• **To do**
Where a line contains the string "your", copy that line.

── Record excerpts ──

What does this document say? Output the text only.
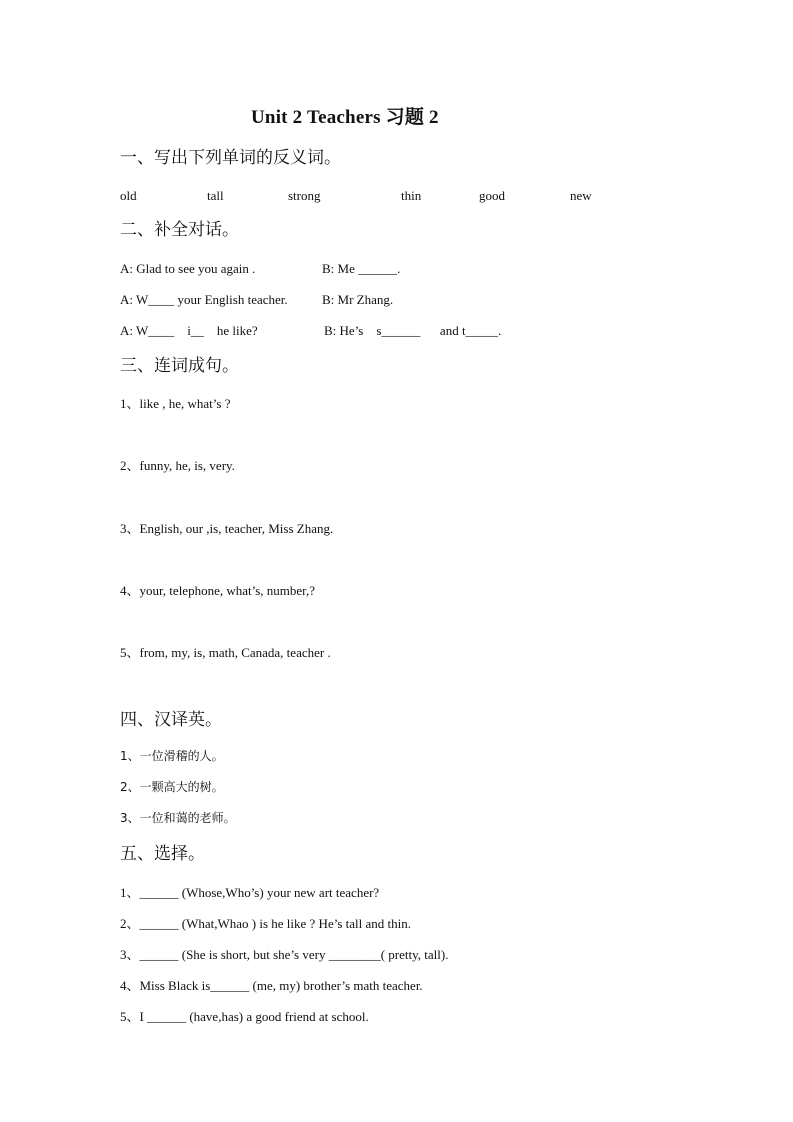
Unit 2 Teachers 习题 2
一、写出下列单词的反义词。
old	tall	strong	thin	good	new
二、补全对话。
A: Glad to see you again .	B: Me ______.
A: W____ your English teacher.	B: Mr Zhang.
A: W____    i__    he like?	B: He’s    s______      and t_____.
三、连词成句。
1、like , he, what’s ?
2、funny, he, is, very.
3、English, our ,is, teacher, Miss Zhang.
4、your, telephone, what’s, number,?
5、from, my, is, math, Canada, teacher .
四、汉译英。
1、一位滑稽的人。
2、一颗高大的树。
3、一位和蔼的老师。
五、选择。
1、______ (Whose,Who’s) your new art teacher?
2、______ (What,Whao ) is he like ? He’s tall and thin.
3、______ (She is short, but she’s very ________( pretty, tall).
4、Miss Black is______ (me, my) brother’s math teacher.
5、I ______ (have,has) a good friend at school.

───
── Record excerpts ──

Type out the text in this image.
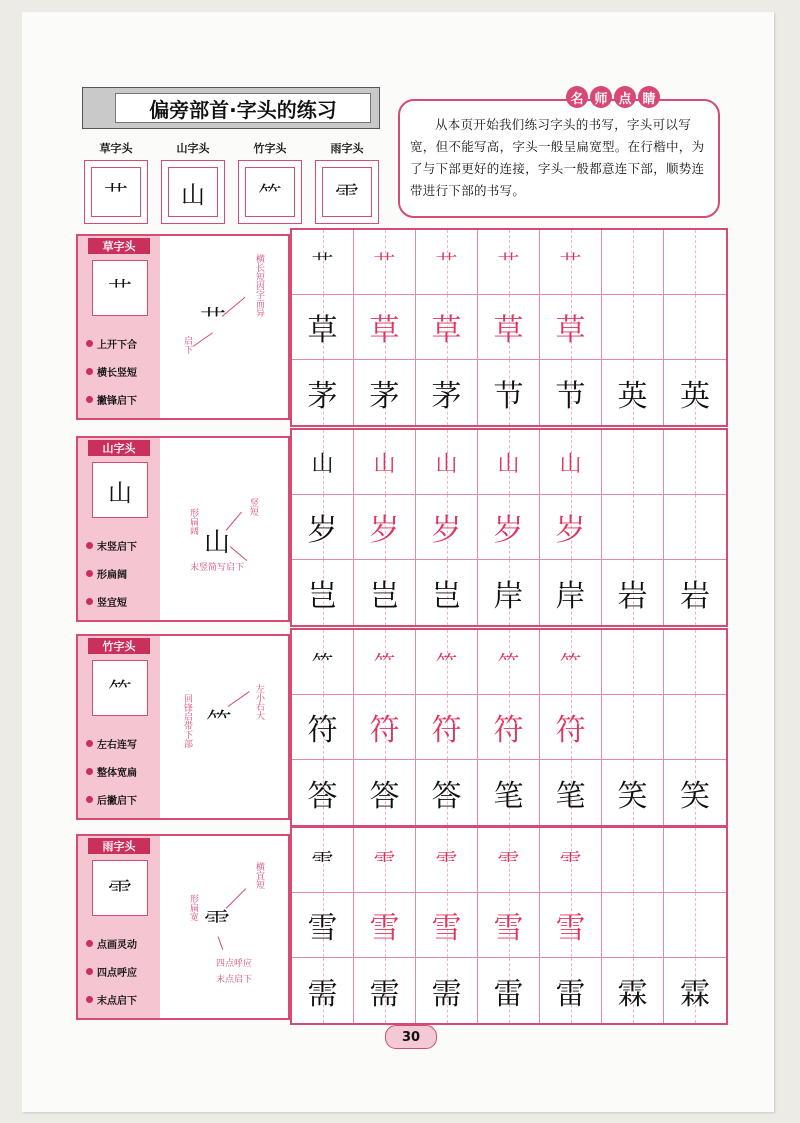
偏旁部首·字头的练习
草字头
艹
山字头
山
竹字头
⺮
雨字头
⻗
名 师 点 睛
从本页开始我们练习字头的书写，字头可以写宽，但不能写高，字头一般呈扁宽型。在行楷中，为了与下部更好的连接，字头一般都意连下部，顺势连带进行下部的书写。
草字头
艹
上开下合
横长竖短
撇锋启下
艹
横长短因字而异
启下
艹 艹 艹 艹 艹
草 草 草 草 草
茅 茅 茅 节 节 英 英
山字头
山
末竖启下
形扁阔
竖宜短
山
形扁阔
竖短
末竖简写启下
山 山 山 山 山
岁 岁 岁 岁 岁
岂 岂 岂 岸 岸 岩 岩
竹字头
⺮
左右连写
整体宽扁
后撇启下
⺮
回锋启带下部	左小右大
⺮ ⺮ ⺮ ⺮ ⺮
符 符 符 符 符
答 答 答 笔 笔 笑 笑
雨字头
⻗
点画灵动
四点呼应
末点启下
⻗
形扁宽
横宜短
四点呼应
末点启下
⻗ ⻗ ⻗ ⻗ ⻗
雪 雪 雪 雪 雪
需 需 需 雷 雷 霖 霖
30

───

• **Response**
A: W____ your English teacher.	B: Mr Zhang.
4、your, telephone, what’s, number,?
1、______ (Whose,Who’s) your new art teacher?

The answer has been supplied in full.